Dataset rows
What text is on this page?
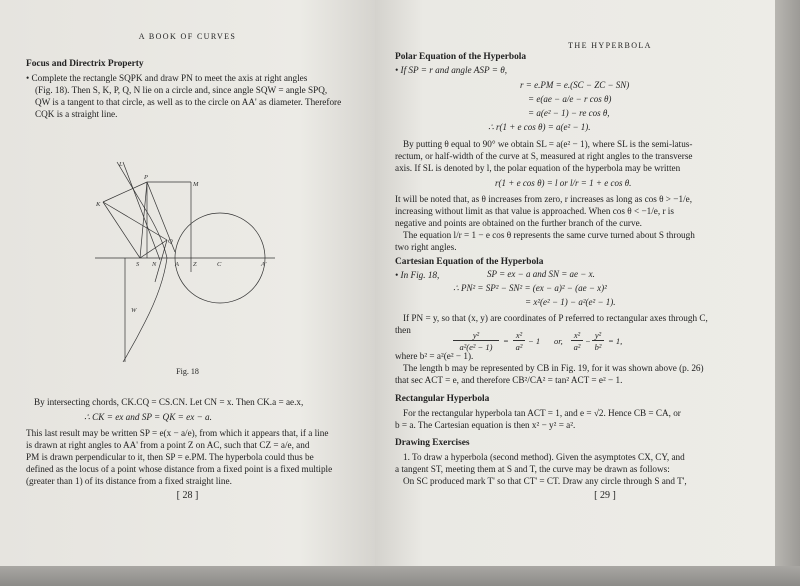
A BOOK OF CURVES
Focus and Directrix Property
• Complete the rectangle SQPK and draw PN to meet the axis at right angles
(Fig. 18). Then S, K, P, Q, N lie on a circle and, since angle SQW = angle SPQ,
QW is a tangent to that circle, as well as to the circle on AA' as diameter. Therefore
CQK is a straight line.
L
P
M
K
Q
S N	A Z	C	A'
W
Fig. 18
By intersecting chords, CK.CQ = CS.CN. Let CN = x. Then CK.a = ae.x,
∴ CK = ex and SP = QK = ex − a.
This last result may be written SP = e(x − a/e), from which it appears that, if a line
is drawn at right angles to AA' from a point Z on AC, such that CZ = a/e, and
PM is drawn perpendicular to it, then SP = e.PM. The hyperbola could thus be
defined as the locus of a point whose distance from a fixed point is a fixed multiple
(greater than 1) of its distance from a fixed straight line.
[ 28 ]
THE HYPERBOLA
Polar Equation of the Hyperbola
• If SP = r and angle ASP = θ,
r = e.PM = e.(SC − ZC − SN)
= e(ae − a/e − r cos θ)
= a(e² − 1) − re cos θ,
∴ r(1 + e cos θ) = a(e² − 1).
By putting θ equal to 90° we obtain SL = a(e² − 1), where SL is the semi-latus-
rectum, or half-width of the curve at S, measured at right angles to the transverse
axis. If SL is denoted by l, the polar equation of the hyperbola may be written
r(1 + e cos θ) = l or l/r = 1 + e cos θ.
It will be noted that, as θ increases from zero, r increases as long as cos θ > −1/e,
increasing without limit as that value is approached. When cos θ < −1/e, r is
negative and points are obtained on the further branch of the curve.
The equation l/r = 1 − e cos θ represents the same curve turned about S through
two right angles.
Cartesian Equation of the Hyperbola
• In Fig. 18,	SP = ex − a and SN = ae − x.
∴ PN² = SP² − SN² = (ex − a)² − (ae − x)²
= x²(e² − 1) − a²(e² − 1).
If PN = y, so that (x, y) are coordinates of P referred to rectangular axes through C,
then	y²
a²(e² − 1)
=
x²
a²
− 1 or,
x²
a²
−
y²
b²
= 1,
where b² = a²(e² − 1).
The length b may be represented by CB in Fig. 19, for it was shown above (p. 26)
that sec ACT = e, and therefore CB²/CA² = tan² ACT = e² − 1.
Rectangular Hyperbola
For the rectangular hyperbola tan ACT = 1, and e = √2. Hence CB = CA, or
b = a. The Cartesian equation is then x² − y² = a².
Drawing Exercises
1. To draw a hyperbola (second method). Given the asymptotes CX, CY, and
a tangent ST, meeting them at S and T, the curve may be drawn as follows:
On SC produced mark T' so that CT' = CT. Draw any circle through S and T',
[ 29 ]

What this task involves
The answer is a single number, the count of lines in the records that contain the string "circle".

Task response
3